start DATA PROVIDED
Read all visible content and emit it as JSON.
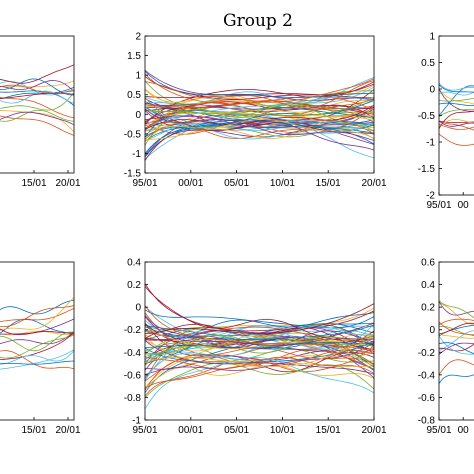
{
  "figure": {
    "title": "Group 2"
  },
  "chart_data": [
    {
      "type": "line",
      "panel": "top-left",
      "x_ticks": [
        "15/01",
        "20/01"
      ],
      "y_ticks": [],
      "grid": false,
      "note": "partially cropped at left edge"
    },
    {
      "type": "line",
      "panel": "top-center",
      "x_ticks": [
        "95/01",
        "00/01",
        "05/01",
        "10/01",
        "15/01",
        "20/01"
      ],
      "y_ticks": [
        "2",
        "1.5",
        "1",
        "0.5",
        "0",
        "-0.5",
        "-1",
        "-1.5"
      ],
      "xlim": [
        1995,
        2020
      ],
      "ylim": [
        -1.5,
        2
      ],
      "grid": false,
      "series_count": 60
    },
    {
      "type": "line",
      "panel": "top-right",
      "x_ticks": [
        "95/01",
        "00"
      ],
      "y_ticks": [
        "1",
        "0.5",
        "0",
        "-0.5",
        "-1",
        "-1.5",
        "-2"
      ],
      "ylim": [
        -2,
        1
      ],
      "grid": false,
      "note": "partially cropped at right edge"
    },
    {
      "type": "line",
      "panel": "bottom-left",
      "x_ticks": [
        "15/01",
        "20/01"
      ],
      "y_ticks": [],
      "grid": false,
      "note": "partially cropped at left edge"
    },
    {
      "type": "line",
      "panel": "bottom-center",
      "x_ticks": [
        "95/01",
        "00/01",
        "05/01",
        "10/01",
        "15/01",
        "20/01"
      ],
      "y_ticks": [
        "0.4",
        "0.2",
        "0",
        "-0.2",
        "-0.4",
        "-0.6",
        "-0.8",
        "-1"
      ],
      "xlim": [
        1995,
        2020
      ],
      "ylim": [
        -1,
        0.4
      ],
      "grid": false,
      "series_count": 60
    },
    {
      "type": "line",
      "panel": "bottom-right",
      "x_ticks": [
        "95/01",
        "00"
      ],
      "y_ticks": [
        "0.6",
        "0.4",
        "0.2",
        "0",
        "-0.2",
        "-0.4",
        "-0.6",
        "-0.8"
      ],
      "ylim": [
        -0.8,
        0.6
      ],
      "grid": false,
      "note": "partially cropped at right edge"
    }
  ],
  "colors": {
    "palette": [
      "#0072BD",
      "#D95319",
      "#EDB120",
      "#7E2F8E",
      "#77AC30",
      "#4DBEEE",
      "#A2142F"
    ]
  }
}
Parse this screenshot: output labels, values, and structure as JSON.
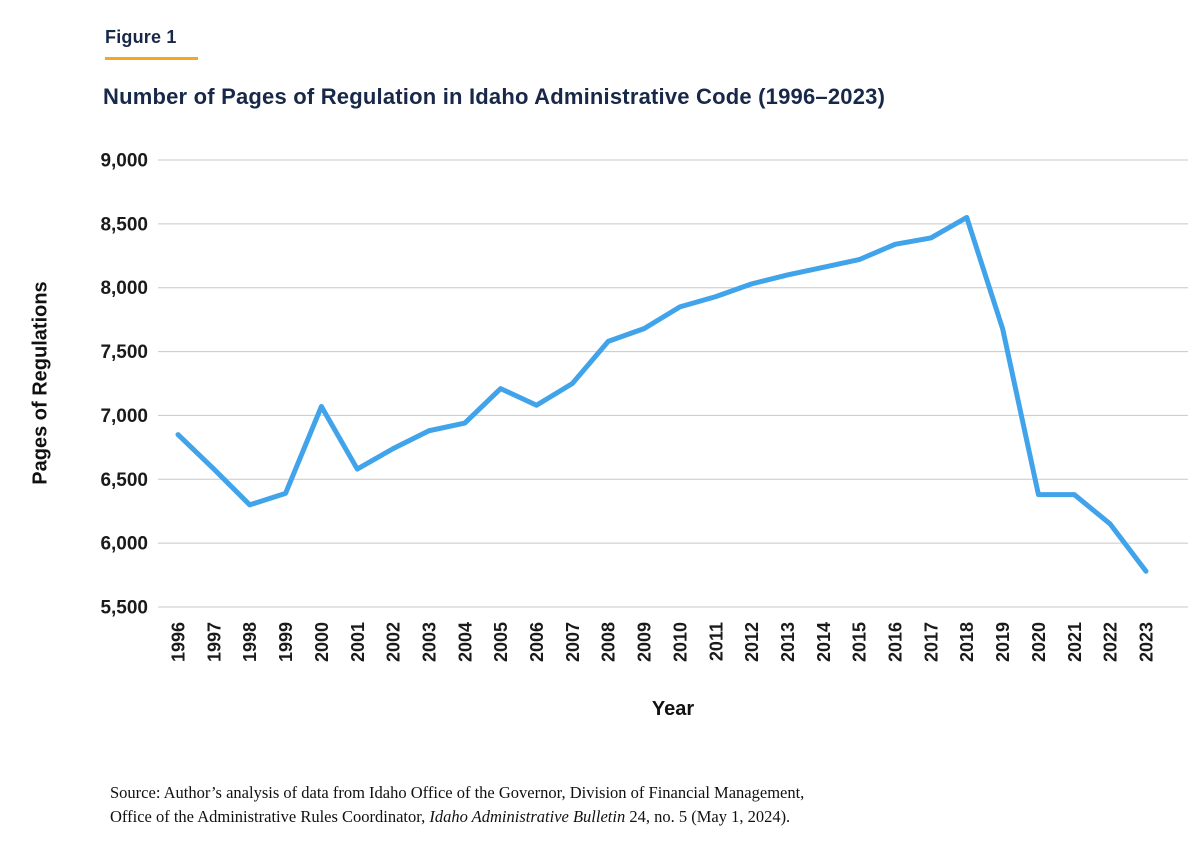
{
  "header": {
    "figure_label": "Figure 1",
    "title": "Number of Pages of Regulation in Idaho Administrative Code (1996–2023)"
  },
  "chart_data": {
    "type": "line",
    "title": "Number of Pages of Regulation in Idaho Administrative Code (1996–2023)",
    "xlabel": "Year",
    "ylabel": "Pages of Regulations",
    "x": [
      1996,
      1997,
      1998,
      1999,
      2000,
      2001,
      2002,
      2003,
      2004,
      2005,
      2006,
      2007,
      2008,
      2009,
      2010,
      2011,
      2012,
      2013,
      2014,
      2015,
      2016,
      2017,
      2018,
      2019,
      2020,
      2021,
      2022,
      2023
    ],
    "values": [
      6850,
      6580,
      6300,
      6390,
      7070,
      6580,
      6740,
      6880,
      6940,
      7210,
      7080,
      7250,
      7580,
      7680,
      7850,
      7930,
      8030,
      8100,
      8160,
      8220,
      8340,
      8390,
      8550,
      7680,
      6380,
      6380,
      6150,
      5780
    ],
    "ylim": [
      5500,
      9000
    ],
    "ytick_values": [
      5500,
      6000,
      6500,
      7000,
      7500,
      8000,
      8500,
      9000
    ],
    "ytick_labels": [
      "5,500",
      "6,000",
      "6,500",
      "7,000",
      "7,500",
      "8,000",
      "8,500",
      "9,000"
    ],
    "grid": "horizontal",
    "legend": "none",
    "line_color": "#41A3EA"
  },
  "colors": {
    "title_navy": "#182848",
    "accent_gold": "#F5A81E",
    "line_blue": "#41A3EA",
    "gridline_gray": "#C8C8C8"
  },
  "source": {
    "line1": "Source: Author’s analysis of data from Idaho Office of the Governor, Division of Financial Management,",
    "line2_before": "Office of the Administrative Rules Coordinator, ",
    "line2_italic": "Idaho Administrative Bulletin",
    "line2_after": " 24, no. 5 (May 1, 2024)."
  }
}
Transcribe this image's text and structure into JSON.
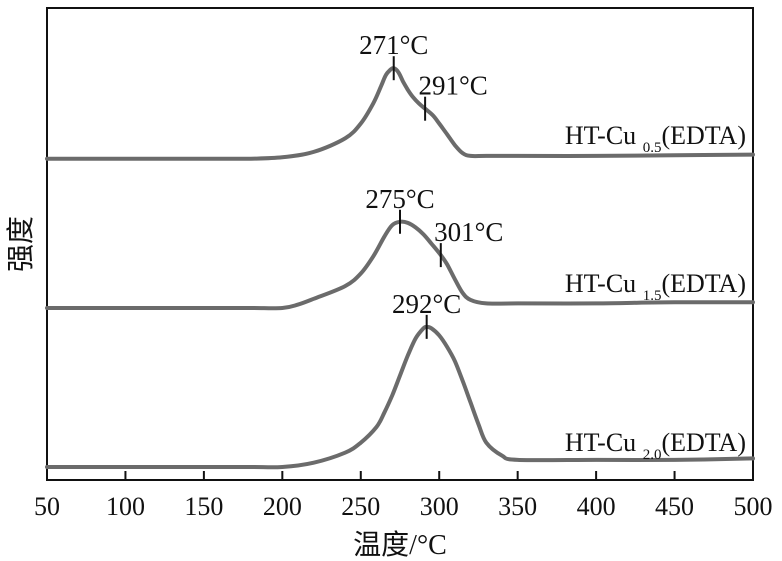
{
  "chart_data": {
    "type": "line",
    "xlabel": "温度/°C",
    "ylabel": "强度",
    "xlim": [
      50,
      500
    ],
    "xticks": [
      50,
      100,
      150,
      200,
      250,
      300,
      350,
      400,
      450,
      500
    ],
    "grid": false,
    "line_color": "#6b6b6b",
    "series": [
      {
        "label_main": "HT-Cu",
        "label_sub": "0.5",
        "label_suffix": "(EDTA)",
        "x": [
          50,
          100,
          150,
          180,
          200,
          220,
          240,
          250,
          258,
          263,
          266,
          269,
          271,
          274,
          277,
          280,
          283,
          287,
          291,
          296,
          300,
          305,
          310,
          315,
          320,
          330,
          350,
          400,
          450,
          500
        ],
        "y": [
          0.01,
          0.01,
          0.01,
          0.01,
          0.02,
          0.06,
          0.16,
          0.27,
          0.42,
          0.55,
          0.63,
          0.67,
          0.68,
          0.65,
          0.58,
          0.52,
          0.47,
          0.42,
          0.38,
          0.33,
          0.27,
          0.19,
          0.11,
          0.05,
          0.03,
          0.03,
          0.03,
          0.03,
          0.035,
          0.04
        ],
        "annotations": [
          {
            "x": 271,
            "label": "271°C"
          },
          {
            "x": 291,
            "label": "291°C"
          }
        ]
      },
      {
        "label_main": "HT-Cu",
        "label_sub": "1.5",
        "label_suffix": "(EDTA)",
        "x": [
          50,
          100,
          150,
          180,
          200,
          210,
          220,
          240,
          250,
          258,
          265,
          270,
          275,
          280,
          285,
          290,
          295,
          301,
          305,
          310,
          315,
          320,
          330,
          350,
          400,
          450,
          500
        ],
        "y": [
          0.0,
          0.0,
          0.0,
          0.0,
          0.0,
          0.03,
          0.08,
          0.19,
          0.3,
          0.45,
          0.62,
          0.72,
          0.75,
          0.74,
          0.7,
          0.64,
          0.56,
          0.46,
          0.38,
          0.25,
          0.13,
          0.07,
          0.04,
          0.04,
          0.04,
          0.05,
          0.05
        ],
        "annotations": [
          {
            "x": 275,
            "label": "275°C"
          },
          {
            "x": 301,
            "label": "301°C"
          }
        ]
      },
      {
        "label_main": "HT-Cu",
        "label_sub": "2.0",
        "label_suffix": "(EDTA)",
        "x": [
          50,
          100,
          150,
          180,
          200,
          220,
          240,
          250,
          260,
          265,
          270,
          275,
          280,
          285,
          290,
          292,
          295,
          300,
          305,
          310,
          315,
          320,
          325,
          330,
          340,
          350,
          400,
          450,
          500
        ],
        "y": [
          0.0,
          0.0,
          0.0,
          0.0,
          0.0,
          0.03,
          0.1,
          0.17,
          0.28,
          0.38,
          0.5,
          0.64,
          0.78,
          0.9,
          0.97,
          0.98,
          0.97,
          0.92,
          0.84,
          0.74,
          0.6,
          0.45,
          0.3,
          0.17,
          0.08,
          0.05,
          0.05,
          0.05,
          0.06
        ],
        "annotations": [
          {
            "x": 292,
            "label": "292°C"
          }
        ]
      }
    ]
  }
}
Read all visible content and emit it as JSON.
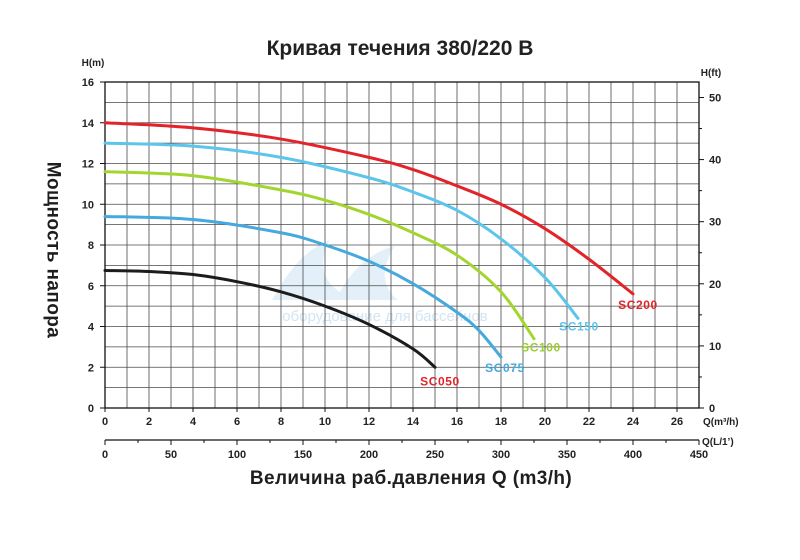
end DATA PROVIDED
INSTRUCTIONS FOR THE TASK
Gather, from the listing above, every line carrying the word "this".

SOLVED EXERCISE
Parse this screenshot: output labels, values, and structure as JSON.
Transcribe this image's text and structure into JSON.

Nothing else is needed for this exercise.